■ MATERIAL SHOWN ■

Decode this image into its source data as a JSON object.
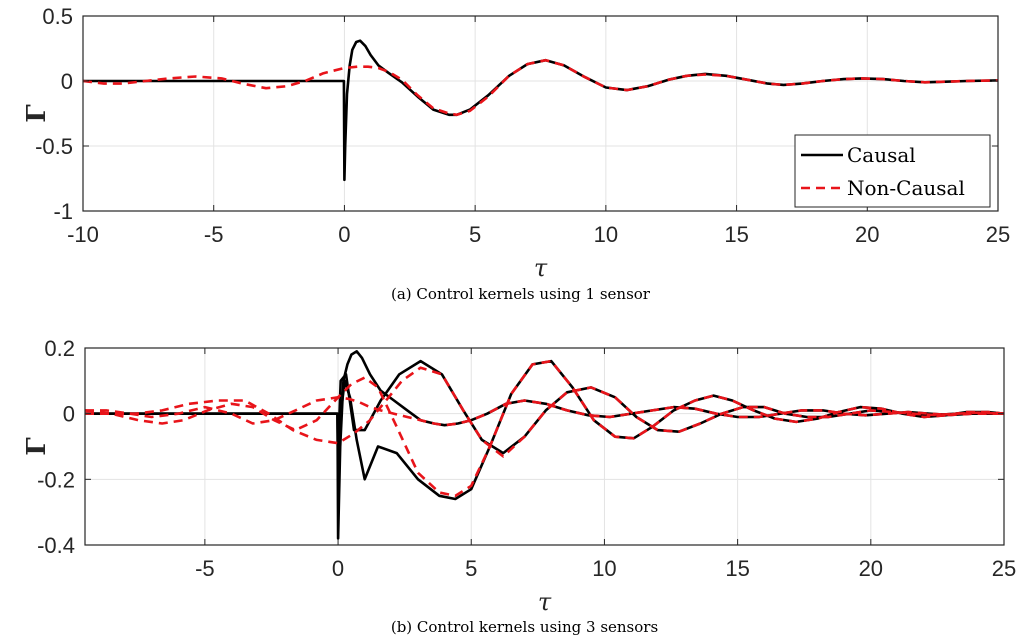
{
  "chart_data": [
    {
      "type": "line",
      "caption": "(a) Control kernels using 1 sensor",
      "xlabel": "τ",
      "ylabel": "Γ",
      "xlim": [
        -10,
        25
      ],
      "ylim": [
        -1,
        0.5
      ],
      "xticks": [
        -10,
        -5,
        0,
        5,
        10,
        15,
        20,
        25
      ],
      "xtick_labels": [
        "-10",
        "-5",
        "0",
        "5",
        "10",
        "15",
        "20",
        "25"
      ],
      "yticks": [
        -1,
        -0.5,
        0,
        0.5
      ],
      "ytick_labels": [
        "-1",
        "-0.5",
        "0",
        "0.5"
      ],
      "grid": true,
      "legend": {
        "position": "bottom-right",
        "entries": [
          "Causal",
          "Non-Causal"
        ]
      },
      "series": [
        {
          "name": "Causal",
          "color": "#000000",
          "style": "solid",
          "x": [
            -10,
            -0.02,
            0,
            0.03,
            0.1,
            0.2,
            0.3,
            0.45,
            0.6,
            0.8,
            1.0,
            1.3,
            1.7,
            2.2,
            2.8,
            3.4,
            4.0,
            4.3,
            4.8,
            5.5,
            6.3,
            7.0,
            7.7,
            8.4,
            9.2,
            10.0,
            10.8,
            11.6,
            12.4,
            13.1,
            13.8,
            14.6,
            15.4,
            16.2,
            16.8,
            17.5,
            18.3,
            19.1,
            19.8,
            20.6,
            21.4,
            22.2,
            23.0,
            23.8,
            25.0
          ],
          "y": [
            0,
            0,
            -0.76,
            -0.5,
            -0.1,
            0.12,
            0.24,
            0.3,
            0.31,
            0.27,
            0.2,
            0.12,
            0.06,
            -0.01,
            -0.12,
            -0.22,
            -0.26,
            -0.26,
            -0.22,
            -0.11,
            0.04,
            0.13,
            0.16,
            0.12,
            0.03,
            -0.05,
            -0.07,
            -0.04,
            0.01,
            0.04,
            0.055,
            0.04,
            0.01,
            -0.02,
            -0.03,
            -0.02,
            0.0,
            0.015,
            0.02,
            0.015,
            0.0,
            -0.01,
            -0.005,
            0.0,
            0.005
          ]
        },
        {
          "name": "Non-Causal",
          "color": "#e8141a",
          "style": "dashed",
          "x": [
            -10,
            -9.2,
            -8.5,
            -7.6,
            -6.7,
            -5.7,
            -4.7,
            -3.9,
            -3.0,
            -2.2,
            -1.5,
            -0.8,
            0,
            0.5,
            0.9,
            1.3,
            1.7,
            2.2,
            2.8,
            3.4,
            4.0,
            4.3,
            4.8,
            5.5,
            6.3,
            7.0,
            7.7,
            8.4,
            9.2,
            10.0,
            10.8,
            11.6,
            12.4,
            13.1,
            13.8,
            14.6,
            15.4,
            16.2,
            16.8,
            17.5,
            18.3,
            19.1,
            19.8,
            20.6,
            21.4,
            22.2,
            23.0,
            23.8,
            25.0
          ],
          "y": [
            0,
            -0.02,
            -0.02,
            0.0,
            0.02,
            0.035,
            0.02,
            -0.02,
            -0.055,
            -0.04,
            0.0,
            0.06,
            0.1,
            0.11,
            0.11,
            0.1,
            0.07,
            0.01,
            -0.11,
            -0.21,
            -0.25,
            -0.26,
            -0.23,
            -0.12,
            0.04,
            0.13,
            0.16,
            0.12,
            0.03,
            -0.05,
            -0.07,
            -0.04,
            0.01,
            0.04,
            0.05,
            0.04,
            0.01,
            -0.02,
            -0.03,
            -0.02,
            0.0,
            0.015,
            0.02,
            0.015,
            0.0,
            -0.01,
            -0.005,
            0.0,
            0.005
          ]
        }
      ]
    },
    {
      "type": "line",
      "caption": "(b) Control kernels using 3 sensors",
      "xlabel": "τ",
      "ylabel": "Γ",
      "xlim": [
        -9.5,
        25
      ],
      "ylim": [
        -0.4,
        0.2
      ],
      "xticks": [
        -5,
        0,
        5,
        10,
        15,
        20,
        25
      ],
      "xtick_labels": [
        "-5",
        "0",
        "5",
        "10",
        "15",
        "20",
        "25"
      ],
      "yticks": [
        -0.4,
        -0.2,
        0,
        0.2
      ],
      "ytick_labels": [
        "-0.4",
        "-0.2",
        "0",
        "0.2"
      ],
      "grid": true,
      "series": [
        {
          "name": "Causal",
          "color": "#000000",
          "style": "solid",
          "x": [
            -9.5,
            -0.02,
            0,
            0.08,
            0.2,
            0.35,
            0.5,
            0.7,
            0.9,
            1.2,
            1.6,
            2.1,
            2.6,
            3.1,
            3.6,
            4.0,
            4.5,
            5.0,
            5.6,
            6.3,
            7.0,
            7.8,
            8.6,
            9.4,
            10.2,
            11.0,
            11.8,
            12.6,
            13.4,
            14.2,
            15.0,
            15.8,
            16.6,
            17.4,
            18.2,
            19.0,
            19.8,
            20.6,
            21.4,
            22.2,
            23.0,
            23.8,
            25.0
          ],
          "y": [
            0,
            0,
            -0.38,
            -0.1,
            0.1,
            0.15,
            0.18,
            0.19,
            0.17,
            0.12,
            0.07,
            0.04,
            0.01,
            -0.02,
            -0.03,
            -0.035,
            -0.03,
            -0.02,
            0.0,
            0.03,
            0.04,
            0.03,
            0.01,
            -0.005,
            -0.01,
            0.0,
            0.01,
            0.02,
            0.015,
            0.0,
            -0.01,
            -0.01,
            0.0,
            0.01,
            0.01,
            0.0,
            -0.005,
            0.0,
            0.005,
            0.0,
            -0.004,
            0.0,
            0.0
          ]
        },
        {
          "name": "Causal",
          "color": "#000000",
          "style": "solid",
          "x": [
            -9.5,
            -0.02,
            0,
            0.1,
            0.25,
            0.45,
            0.7,
            1.0,
            1.5,
            2.2,
            3.0,
            3.8,
            4.4,
            5.0,
            5.7,
            6.5,
            7.3,
            8.0,
            8.8,
            9.6,
            10.4,
            11.1,
            11.8,
            12.6,
            13.4,
            14.1,
            14.8,
            15.6,
            16.4,
            17.2,
            18.0,
            18.8,
            19.6,
            20.4,
            21.2,
            22.0,
            22.8,
            23.6,
            24.4,
            25.0
          ],
          "y": [
            0,
            0,
            -0.2,
            0.0,
            0.1,
            0.05,
            -0.08,
            -0.2,
            -0.1,
            -0.12,
            -0.2,
            -0.25,
            -0.26,
            -0.23,
            -0.1,
            0.06,
            0.15,
            0.16,
            0.08,
            -0.02,
            -0.07,
            -0.075,
            -0.04,
            0.01,
            0.04,
            0.055,
            0.04,
            0.01,
            -0.015,
            -0.025,
            -0.015,
            0.005,
            0.02,
            0.015,
            0.0,
            -0.01,
            -0.005,
            0.005,
            0.005,
            0.0
          ]
        },
        {
          "name": "Causal",
          "color": "#000000",
          "style": "solid",
          "x": [
            -9.5,
            -0.02,
            0,
            0.1,
            0.3,
            0.6,
            1.0,
            1.6,
            2.3,
            3.1,
            3.9,
            4.7,
            5.4,
            6.2,
            7.0,
            7.8,
            8.6,
            9.5,
            10.4,
            11.2,
            12.0,
            12.8,
            13.6,
            14.4,
            15.2,
            16.0,
            16.8,
            17.6,
            18.4,
            19.2,
            20.0,
            20.8,
            21.6,
            22.4,
            23.2,
            24.0,
            25.0
          ],
          "y": [
            0,
            0,
            -0.12,
            0.1,
            0.12,
            -0.05,
            -0.05,
            0.04,
            0.12,
            0.16,
            0.12,
            0.01,
            -0.08,
            -0.12,
            -0.07,
            0.01,
            0.065,
            0.08,
            0.05,
            -0.01,
            -0.05,
            -0.055,
            -0.03,
            0.0,
            0.02,
            0.02,
            0.0,
            -0.01,
            -0.01,
            0.0,
            0.01,
            0.005,
            0.0,
            -0.004,
            0.0,
            0.003,
            0.0
          ]
        },
        {
          "name": "Non-Causal",
          "color": "#e8141a",
          "style": "dashed",
          "x": [
            -9.5,
            -8.7,
            -7.8,
            -7.0,
            -6.0,
            -5.0,
            -4.0,
            -3.2,
            -2.4,
            -1.6,
            -0.8,
            0,
            0.4,
            0.8,
            1.2,
            1.6,
            2.1,
            2.6,
            3.1,
            3.6,
            4.0,
            4.5,
            5.0,
            5.6,
            6.3,
            7.0,
            7.8,
            8.6,
            9.4,
            10.2,
            11.0,
            11.8,
            12.6,
            13.4,
            14.2,
            15.0,
            15.8,
            16.6,
            17.4,
            18.2,
            19.0,
            19.8,
            20.6,
            21.4,
            22.2,
            23.0,
            23.8,
            25.0
          ],
          "y": [
            0.01,
            0.01,
            0.0,
            -0.01,
            0.0,
            0.02,
            0.0,
            -0.03,
            -0.02,
            0.01,
            0.04,
            0.05,
            0.045,
            0.035,
            0.02,
            0.01,
            0.0,
            -0.01,
            -0.02,
            -0.03,
            -0.035,
            -0.03,
            -0.02,
            0.0,
            0.03,
            0.04,
            0.03,
            0.01,
            -0.005,
            -0.01,
            0.0,
            0.01,
            0.02,
            0.015,
            0.0,
            -0.01,
            -0.01,
            0.0,
            0.01,
            0.01,
            0.0,
            -0.005,
            0.0,
            0.005,
            0.0,
            -0.004,
            0.0,
            0.0
          ]
        },
        {
          "name": "Non-Causal",
          "color": "#e8141a",
          "style": "dashed",
          "x": [
            -9.5,
            -8.5,
            -7.5,
            -6.6,
            -5.8,
            -4.9,
            -4.0,
            -3.2,
            -2.4,
            -1.6,
            -0.8,
            0,
            0.5,
            1.0,
            1.5,
            2.2,
            3.0,
            3.8,
            4.4,
            5.0,
            5.7,
            6.5,
            7.3,
            8.0,
            8.8,
            9.6,
            10.4,
            11.1,
            11.8,
            12.6,
            13.4,
            14.1,
            14.8,
            15.6,
            16.4,
            17.2,
            18.0,
            18.8,
            19.6,
            20.4,
            21.2,
            22.0,
            22.8,
            23.6,
            24.4,
            25.0
          ],
          "y": [
            0.01,
            0.0,
            -0.02,
            -0.03,
            -0.02,
            0.01,
            0.03,
            0.02,
            -0.02,
            -0.05,
            -0.02,
            0.05,
            0.09,
            0.11,
            0.08,
            -0.04,
            -0.18,
            -0.24,
            -0.25,
            -0.22,
            -0.1,
            0.06,
            0.15,
            0.16,
            0.08,
            -0.02,
            -0.07,
            -0.075,
            -0.04,
            0.01,
            0.04,
            0.055,
            0.04,
            0.01,
            -0.015,
            -0.025,
            -0.015,
            0.005,
            0.02,
            0.015,
            0.0,
            -0.01,
            -0.005,
            0.005,
            0.005,
            0.0
          ]
        },
        {
          "name": "Non-Causal",
          "color": "#e8141a",
          "style": "dashed",
          "x": [
            -9.5,
            -8.6,
            -7.6,
            -6.6,
            -5.6,
            -4.5,
            -3.5,
            -2.6,
            -1.7,
            -0.8,
            0,
            0.6,
            1.2,
            1.8,
            2.4,
            3.1,
            3.9,
            4.7,
            5.4,
            6.2,
            7.0,
            7.8,
            8.6,
            9.5,
            10.4,
            11.2,
            12.0,
            12.8,
            13.6,
            14.4,
            15.2,
            16.0,
            16.8,
            17.6,
            18.4,
            19.2,
            20.0,
            20.8,
            21.6,
            22.4,
            23.2,
            24.0,
            25.0
          ],
          "y": [
            0.0,
            0.0,
            0.0,
            0.01,
            0.03,
            0.04,
            0.04,
            0.0,
            -0.05,
            -0.08,
            -0.09,
            -0.06,
            -0.02,
            0.04,
            0.1,
            0.14,
            0.12,
            0.01,
            -0.08,
            -0.13,
            -0.07,
            0.01,
            0.065,
            0.08,
            0.05,
            -0.01,
            -0.05,
            -0.055,
            -0.03,
            0.0,
            0.02,
            0.02,
            0.0,
            -0.01,
            -0.01,
            0.0,
            0.01,
            0.005,
            0.0,
            -0.004,
            0.0,
            0.003,
            0.0
          ]
        }
      ]
    }
  ]
}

■ STATED EXERCISE ■
Find all lines with "caption" in them and copy each one.

■ PROBLEM SOLUTION ■
      "caption": "(a) Control kernels using 1 sensor",
      "caption": "(b) Control kernels using 3 sensors",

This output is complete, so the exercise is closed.